** Exercise data follows **

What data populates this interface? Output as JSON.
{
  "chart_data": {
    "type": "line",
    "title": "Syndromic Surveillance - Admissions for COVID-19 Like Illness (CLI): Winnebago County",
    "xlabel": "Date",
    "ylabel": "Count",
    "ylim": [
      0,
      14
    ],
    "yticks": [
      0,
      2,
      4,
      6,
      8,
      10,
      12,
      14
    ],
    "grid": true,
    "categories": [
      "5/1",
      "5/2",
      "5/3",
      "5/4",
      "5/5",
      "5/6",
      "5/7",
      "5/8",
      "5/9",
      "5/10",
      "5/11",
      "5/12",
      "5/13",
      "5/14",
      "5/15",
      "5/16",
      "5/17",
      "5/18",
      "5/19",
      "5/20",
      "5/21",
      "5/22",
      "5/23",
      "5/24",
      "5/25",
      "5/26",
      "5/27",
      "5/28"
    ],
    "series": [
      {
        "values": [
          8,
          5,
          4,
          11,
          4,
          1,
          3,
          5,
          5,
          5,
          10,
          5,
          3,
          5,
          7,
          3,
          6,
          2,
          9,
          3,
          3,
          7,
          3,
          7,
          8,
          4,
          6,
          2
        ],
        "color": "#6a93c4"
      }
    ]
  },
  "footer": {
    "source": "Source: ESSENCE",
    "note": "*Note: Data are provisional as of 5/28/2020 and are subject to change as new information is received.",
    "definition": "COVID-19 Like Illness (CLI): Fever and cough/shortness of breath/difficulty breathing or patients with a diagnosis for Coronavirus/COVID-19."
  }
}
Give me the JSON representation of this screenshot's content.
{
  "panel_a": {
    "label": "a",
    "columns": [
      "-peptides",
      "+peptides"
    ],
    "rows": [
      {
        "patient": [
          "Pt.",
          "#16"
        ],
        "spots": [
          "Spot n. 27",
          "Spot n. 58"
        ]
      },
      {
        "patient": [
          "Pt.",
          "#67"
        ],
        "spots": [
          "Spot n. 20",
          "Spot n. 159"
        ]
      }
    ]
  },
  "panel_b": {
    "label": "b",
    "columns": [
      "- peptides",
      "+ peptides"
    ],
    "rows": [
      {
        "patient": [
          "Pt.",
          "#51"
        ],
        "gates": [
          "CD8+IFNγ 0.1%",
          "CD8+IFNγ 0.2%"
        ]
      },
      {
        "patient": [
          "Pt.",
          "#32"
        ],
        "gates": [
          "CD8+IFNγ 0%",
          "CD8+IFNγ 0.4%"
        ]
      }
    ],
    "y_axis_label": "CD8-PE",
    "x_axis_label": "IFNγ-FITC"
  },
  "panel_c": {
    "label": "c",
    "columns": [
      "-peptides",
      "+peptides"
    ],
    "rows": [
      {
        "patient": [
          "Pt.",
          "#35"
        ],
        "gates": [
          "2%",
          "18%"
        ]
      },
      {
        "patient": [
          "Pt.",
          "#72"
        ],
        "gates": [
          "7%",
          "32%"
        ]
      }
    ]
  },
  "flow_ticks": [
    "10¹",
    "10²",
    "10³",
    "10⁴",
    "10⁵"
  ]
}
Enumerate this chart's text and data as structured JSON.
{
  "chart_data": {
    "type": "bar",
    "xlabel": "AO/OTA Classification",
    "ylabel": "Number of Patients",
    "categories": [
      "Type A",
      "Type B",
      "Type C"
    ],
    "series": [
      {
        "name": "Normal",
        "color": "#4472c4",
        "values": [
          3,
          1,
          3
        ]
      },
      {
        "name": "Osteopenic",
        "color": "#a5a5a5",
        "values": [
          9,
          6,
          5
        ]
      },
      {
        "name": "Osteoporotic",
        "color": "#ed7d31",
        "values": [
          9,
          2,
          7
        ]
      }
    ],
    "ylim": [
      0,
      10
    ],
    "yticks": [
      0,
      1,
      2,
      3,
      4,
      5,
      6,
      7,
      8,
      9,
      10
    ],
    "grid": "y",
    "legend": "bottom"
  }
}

** End of Exercise data **

Every line of the data above is to be copied out exactly.

What data populates this interface? Output as JSON.
{
  "chart_data": {
    "type": "line",
    "title": "Syndromic Surveillance - Admissions for COVID-19 Like Illness (CLI): Winnebago County",
    "xlabel": "Date",
    "ylabel": "Count",
    "ylim": [
      0,
      14
    ],
    "yticks": [
      0,
      2,
      4,
      6,
      8,
      10,
      12,
      14
    ],
    "grid": true,
    "categories": [
      "5/1",
      "5/2",
      "5/3",
      "5/4",
      "5/5",
      "5/6",
      "5/7",
      "5/8",
      "5/9",
      "5/10",
      "5/11",
      "5/12",
      "5/13",
      "5/14",
      "5/15",
      "5/16",
      "5/17",
      "5/18",
      "5/19",
      "5/20",
      "5/21",
      "5/22",
      "5/23",
      "5/24",
      "5/25",
      "5/26",
      "5/27",
      "5/28"
    ],
    "series": [
      {
        "values": [
          8,
          5,
          4,
          11,
          4,
          1,
          3,
          5,
          5,
          5,
          10,
          5,
          3,
          5,
          7,
          3,
          6,
          2,
          9,
          3,
          3,
          7,
          3,
          7,
          8,
          4,
          6,
          2
        ],
        "color": "#6a93c4"
      }
    ]
  },
  "footer": {
    "source": "Source: ESSENCE",
    "note": "*Note: Data are provisional as of 5/28/2020 and are subject to change as new information is received.",
    "definition": "COVID-19 Like Illness (CLI): Fever and cough/shortness of breath/difficulty breathing or patients with a diagnosis for Coronavirus/COVID-19."
  }
}
Give me the JSON representation of this screenshot's content.
{
  "panel_a": {
    "label": "a",
    "columns": [
      "-peptides",
      "+peptides"
    ],
    "rows": [
      {
        "patient": [
          "Pt.",
          "#16"
        ],
        "spots": [
          "Spot n. 27",
          "Spot n. 58"
        ]
      },
      {
        "patient": [
          "Pt.",
          "#67"
        ],
        "spots": [
          "Spot n. 20",
          "Spot n. 159"
        ]
      }
    ]
  },
  "panel_b": {
    "label": "b",
    "columns": [
      "- peptides",
      "+ peptides"
    ],
    "rows": [
      {
        "patient": [
          "Pt.",
          "#51"
        ],
        "gates": [
          "CD8+IFNγ 0.1%",
          "CD8+IFNγ 0.2%"
        ]
      },
      {
        "patient": [
          "Pt.",
          "#32"
        ],
        "gates": [
          "CD8+IFNγ 0%",
          "CD8+IFNγ 0.4%"
        ]
      }
    ],
    "y_axis_label": "CD8-PE",
    "x_axis_label": "IFNγ-FITC"
  },
  "panel_c": {
    "label": "c",
    "columns": [
      "-peptides",
      "+peptides"
    ],
    "rows": [
      {
        "patient": [
          "Pt.",
          "#35"
        ],
        "gates": [
          "2%",
          "18%"
        ]
      },
      {
        "patient": [
          "Pt.",
          "#72"
        ],
        "gates": [
          "7%",
          "32%"
        ]
      }
    ]
  },
  "flow_ticks": [
    "10¹",
    "10²",
    "10³",
    "10⁴",
    "10⁵"
  ]
}
Enumerate this chart's text and data as structured JSON.
{
  "chart_data": {
    "type": "bar",
    "xlabel": "AO/OTA Classification",
    "ylabel": "Number of Patients",
    "categories": [
      "Type A",
      "Type B",
      "Type C"
    ],
    "series": [
      {
        "name": "Normal",
        "color": "#4472c4",
        "values": [
          3,
          1,
          3
        ]
      },
      {
        "name": "Osteopenic",
        "color": "#a5a5a5",
        "values": [
          9,
          6,
          5
        ]
      },
      {
        "name": "Osteoporotic",
        "color": "#ed7d31",
        "values": [
          9,
          2,
          7
        ]
      }
    ],
    "ylim": [
      0,
      10
    ],
    "yticks": [
      0,
      1,
      2,
      3,
      4,
      5,
      6,
      7,
      8,
      9,
      10
    ],
    "grid": "y",
    "legend": "bottom"
  }
}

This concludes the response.